● **Brief**
Copy each line with the word "平方米升至" in it.

BEGIN

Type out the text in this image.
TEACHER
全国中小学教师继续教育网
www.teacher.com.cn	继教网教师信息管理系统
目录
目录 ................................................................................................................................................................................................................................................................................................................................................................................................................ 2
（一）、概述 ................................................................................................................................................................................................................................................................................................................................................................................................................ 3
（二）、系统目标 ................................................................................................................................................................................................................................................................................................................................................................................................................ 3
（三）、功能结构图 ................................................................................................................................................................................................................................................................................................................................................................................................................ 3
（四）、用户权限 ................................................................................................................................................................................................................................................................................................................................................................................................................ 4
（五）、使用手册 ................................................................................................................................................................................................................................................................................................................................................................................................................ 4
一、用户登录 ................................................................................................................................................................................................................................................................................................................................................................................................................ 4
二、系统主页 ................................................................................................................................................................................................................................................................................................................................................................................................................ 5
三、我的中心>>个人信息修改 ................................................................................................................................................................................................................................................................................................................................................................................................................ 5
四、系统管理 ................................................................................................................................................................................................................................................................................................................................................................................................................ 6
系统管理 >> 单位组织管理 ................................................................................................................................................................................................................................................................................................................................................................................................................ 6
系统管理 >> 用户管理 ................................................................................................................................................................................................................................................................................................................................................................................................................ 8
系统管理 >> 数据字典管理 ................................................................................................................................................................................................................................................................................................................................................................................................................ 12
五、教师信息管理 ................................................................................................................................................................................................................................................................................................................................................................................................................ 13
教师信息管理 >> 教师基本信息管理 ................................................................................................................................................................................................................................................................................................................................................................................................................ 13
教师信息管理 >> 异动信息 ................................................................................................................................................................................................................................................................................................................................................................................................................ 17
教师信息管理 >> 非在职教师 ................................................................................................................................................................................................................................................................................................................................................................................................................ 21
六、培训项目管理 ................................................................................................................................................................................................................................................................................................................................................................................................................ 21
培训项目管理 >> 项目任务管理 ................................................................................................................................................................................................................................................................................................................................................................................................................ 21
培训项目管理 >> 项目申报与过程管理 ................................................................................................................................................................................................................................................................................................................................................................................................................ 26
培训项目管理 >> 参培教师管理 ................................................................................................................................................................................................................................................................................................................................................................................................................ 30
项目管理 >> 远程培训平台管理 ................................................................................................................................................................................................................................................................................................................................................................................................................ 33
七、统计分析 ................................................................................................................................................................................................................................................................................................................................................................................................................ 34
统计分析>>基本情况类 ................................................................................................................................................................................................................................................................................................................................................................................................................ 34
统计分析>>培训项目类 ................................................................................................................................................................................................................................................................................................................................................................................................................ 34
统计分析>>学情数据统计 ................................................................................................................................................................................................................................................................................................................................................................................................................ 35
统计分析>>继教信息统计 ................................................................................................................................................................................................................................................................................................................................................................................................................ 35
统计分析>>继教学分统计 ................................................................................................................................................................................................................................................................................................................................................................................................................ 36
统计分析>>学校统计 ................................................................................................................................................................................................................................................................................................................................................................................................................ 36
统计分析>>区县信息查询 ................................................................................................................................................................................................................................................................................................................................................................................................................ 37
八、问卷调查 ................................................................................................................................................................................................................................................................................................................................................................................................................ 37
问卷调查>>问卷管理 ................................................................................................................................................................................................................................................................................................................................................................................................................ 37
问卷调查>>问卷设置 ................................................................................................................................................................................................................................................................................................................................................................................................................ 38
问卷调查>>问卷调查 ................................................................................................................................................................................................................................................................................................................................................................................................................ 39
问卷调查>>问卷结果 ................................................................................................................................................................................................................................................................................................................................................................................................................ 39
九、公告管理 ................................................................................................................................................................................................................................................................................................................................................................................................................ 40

END
BEGIN

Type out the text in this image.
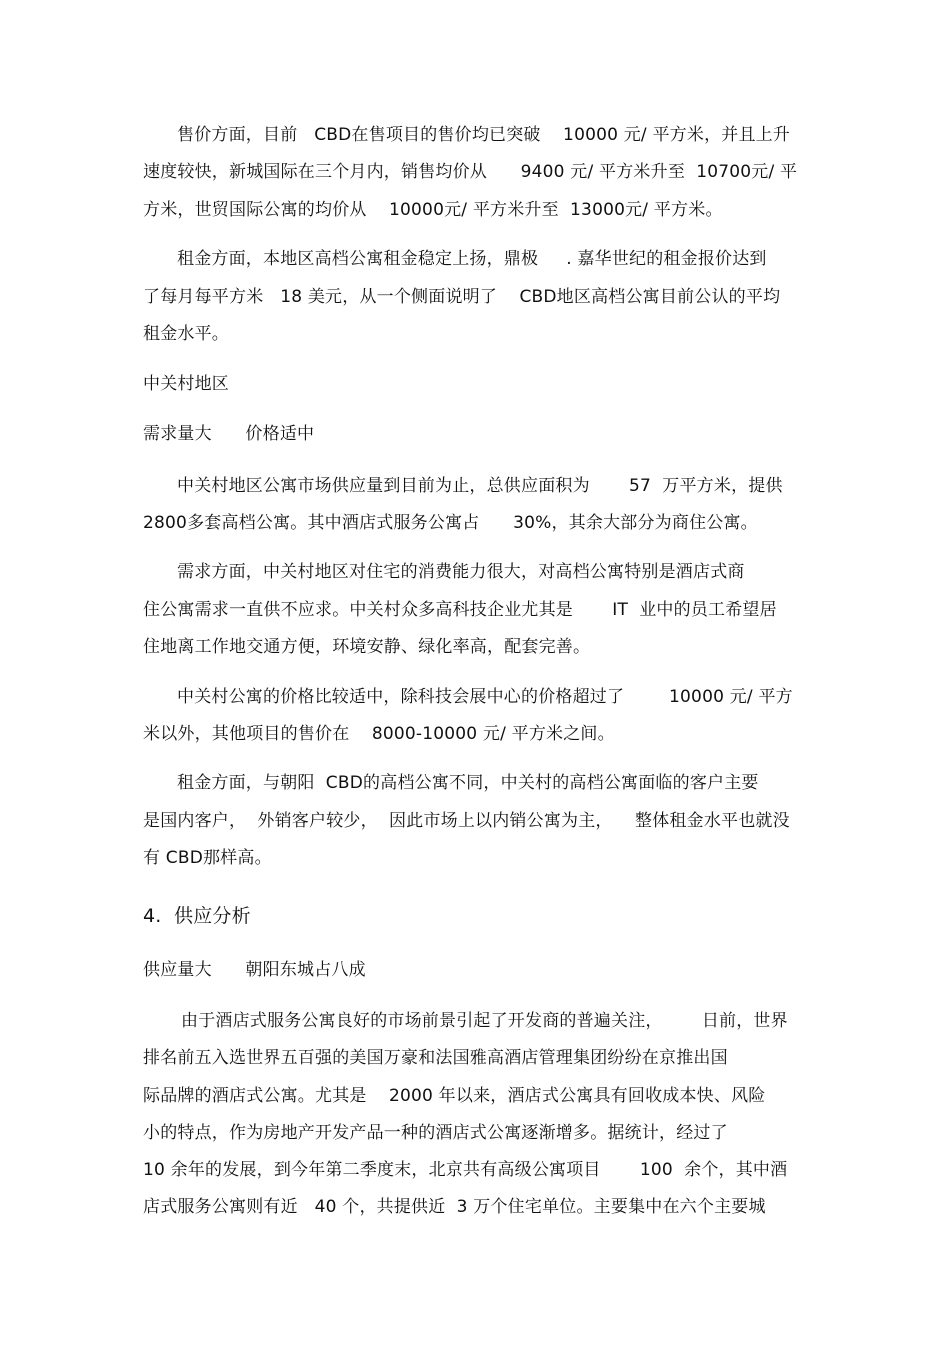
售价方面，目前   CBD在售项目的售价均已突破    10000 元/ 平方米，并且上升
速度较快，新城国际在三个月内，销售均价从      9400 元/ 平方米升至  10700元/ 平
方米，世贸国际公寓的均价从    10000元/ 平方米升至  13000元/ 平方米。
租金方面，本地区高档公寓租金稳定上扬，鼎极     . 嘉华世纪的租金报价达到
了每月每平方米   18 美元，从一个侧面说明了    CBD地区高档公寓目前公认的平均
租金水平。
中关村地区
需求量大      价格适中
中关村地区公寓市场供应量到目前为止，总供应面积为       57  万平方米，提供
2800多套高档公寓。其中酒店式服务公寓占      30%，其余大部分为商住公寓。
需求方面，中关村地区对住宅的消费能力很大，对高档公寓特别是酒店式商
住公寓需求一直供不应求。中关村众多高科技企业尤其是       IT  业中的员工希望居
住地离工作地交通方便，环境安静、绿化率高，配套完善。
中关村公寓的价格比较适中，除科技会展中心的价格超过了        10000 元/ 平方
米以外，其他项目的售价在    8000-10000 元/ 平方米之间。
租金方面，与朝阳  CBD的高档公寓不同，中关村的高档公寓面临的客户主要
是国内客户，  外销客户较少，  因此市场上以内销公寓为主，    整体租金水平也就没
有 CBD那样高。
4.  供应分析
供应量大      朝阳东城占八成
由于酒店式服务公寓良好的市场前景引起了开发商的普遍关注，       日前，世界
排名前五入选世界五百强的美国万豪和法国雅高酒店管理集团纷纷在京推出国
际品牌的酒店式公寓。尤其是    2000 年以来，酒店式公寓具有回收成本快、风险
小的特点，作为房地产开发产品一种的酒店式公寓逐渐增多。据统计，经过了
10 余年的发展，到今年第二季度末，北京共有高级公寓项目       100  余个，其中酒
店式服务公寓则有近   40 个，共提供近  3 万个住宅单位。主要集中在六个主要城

END
BEGIN

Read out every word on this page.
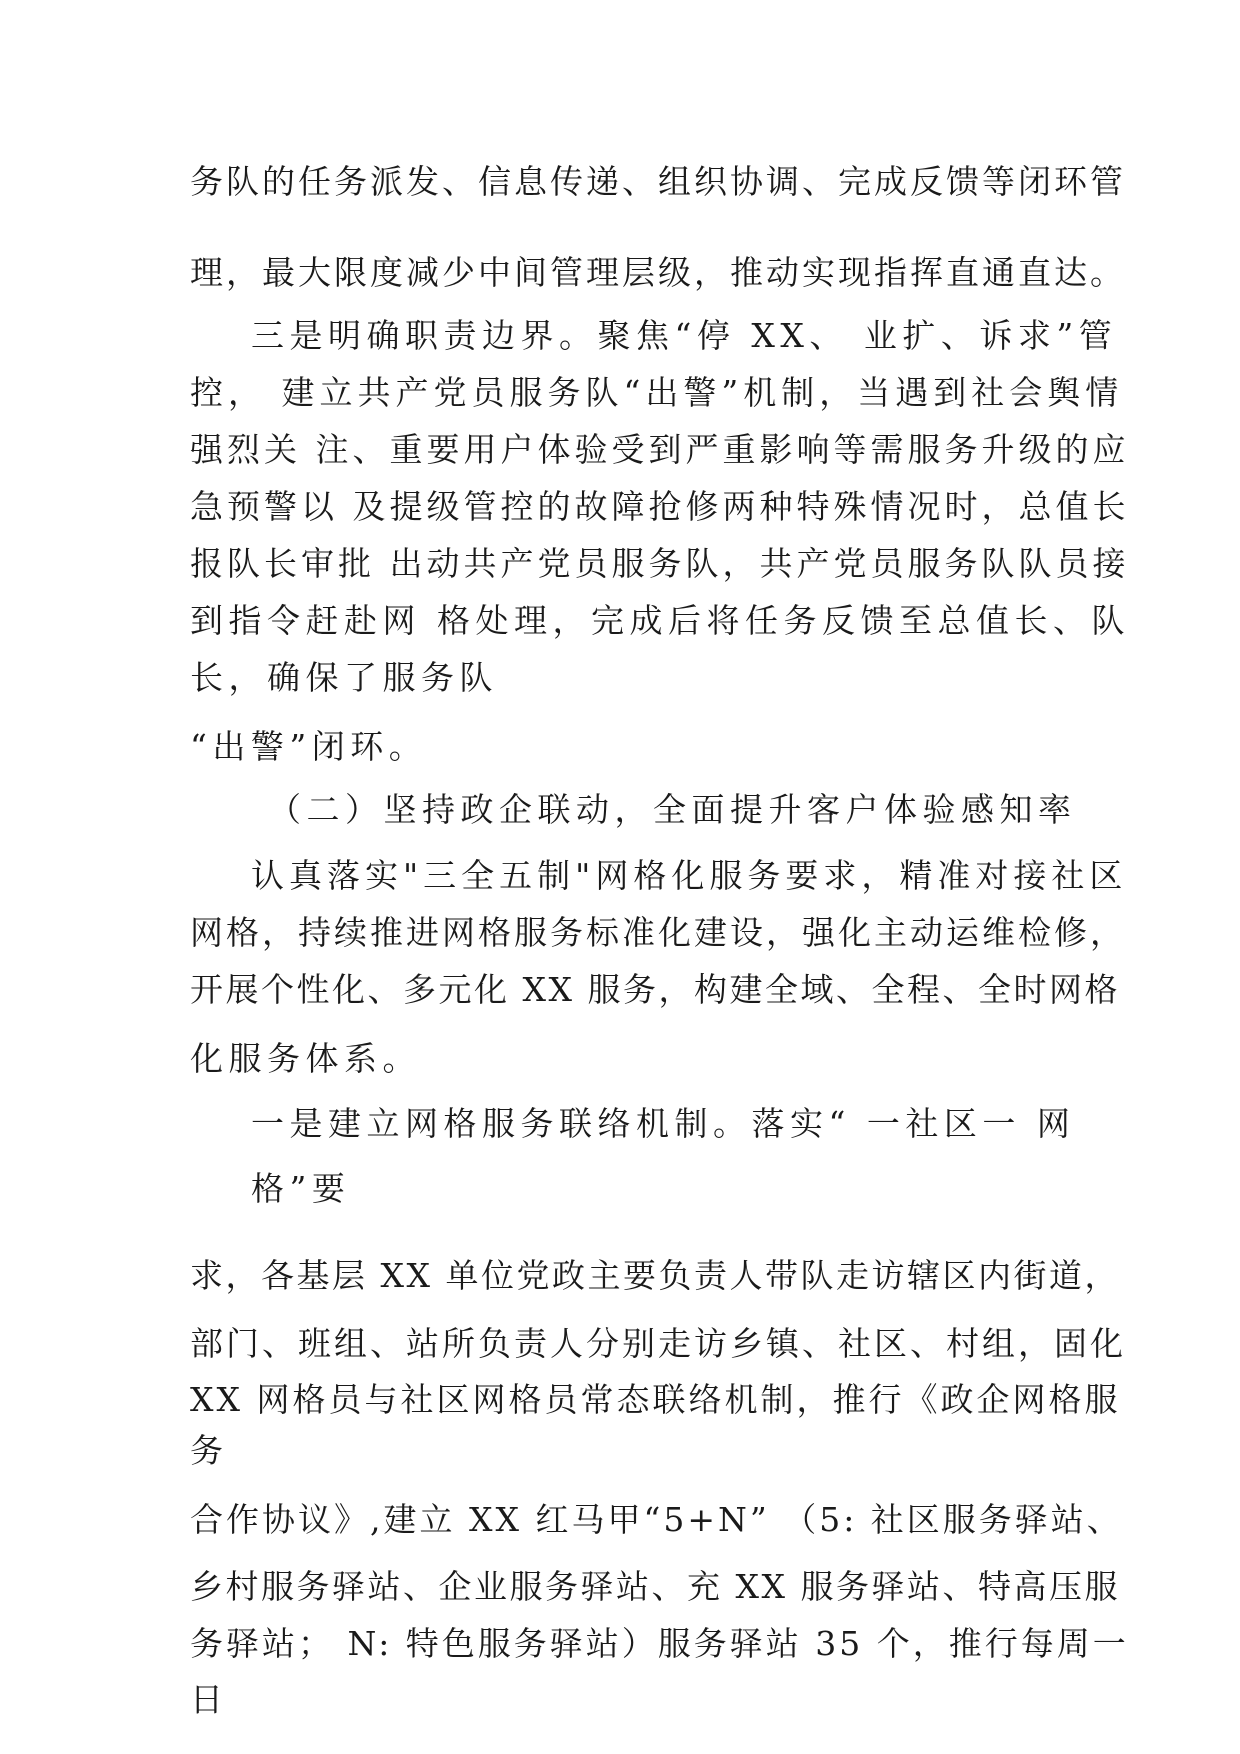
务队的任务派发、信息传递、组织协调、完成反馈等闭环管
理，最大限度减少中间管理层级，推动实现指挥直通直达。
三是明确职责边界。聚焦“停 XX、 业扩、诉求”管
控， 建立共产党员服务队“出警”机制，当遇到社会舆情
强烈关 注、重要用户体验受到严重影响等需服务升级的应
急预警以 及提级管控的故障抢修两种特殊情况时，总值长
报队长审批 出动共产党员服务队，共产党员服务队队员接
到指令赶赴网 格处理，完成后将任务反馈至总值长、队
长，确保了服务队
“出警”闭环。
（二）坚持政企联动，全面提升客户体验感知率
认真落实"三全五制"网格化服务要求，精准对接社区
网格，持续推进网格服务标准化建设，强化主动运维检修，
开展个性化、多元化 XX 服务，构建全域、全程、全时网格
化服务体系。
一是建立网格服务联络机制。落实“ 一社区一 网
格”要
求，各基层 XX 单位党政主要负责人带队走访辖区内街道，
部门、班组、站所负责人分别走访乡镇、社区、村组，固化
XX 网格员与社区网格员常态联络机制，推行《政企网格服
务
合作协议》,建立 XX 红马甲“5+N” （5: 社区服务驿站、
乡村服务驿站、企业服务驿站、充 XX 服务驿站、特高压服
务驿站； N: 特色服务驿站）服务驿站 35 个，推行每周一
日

END

● **Answer to this task**
速度较快，新城国际在三个月内，销售均价从      9400 元/ 平方米升至  10700元/ 平
方米，世贸国际公寓的均价从    10000元/ 平方米升至  13000元/ 平方米。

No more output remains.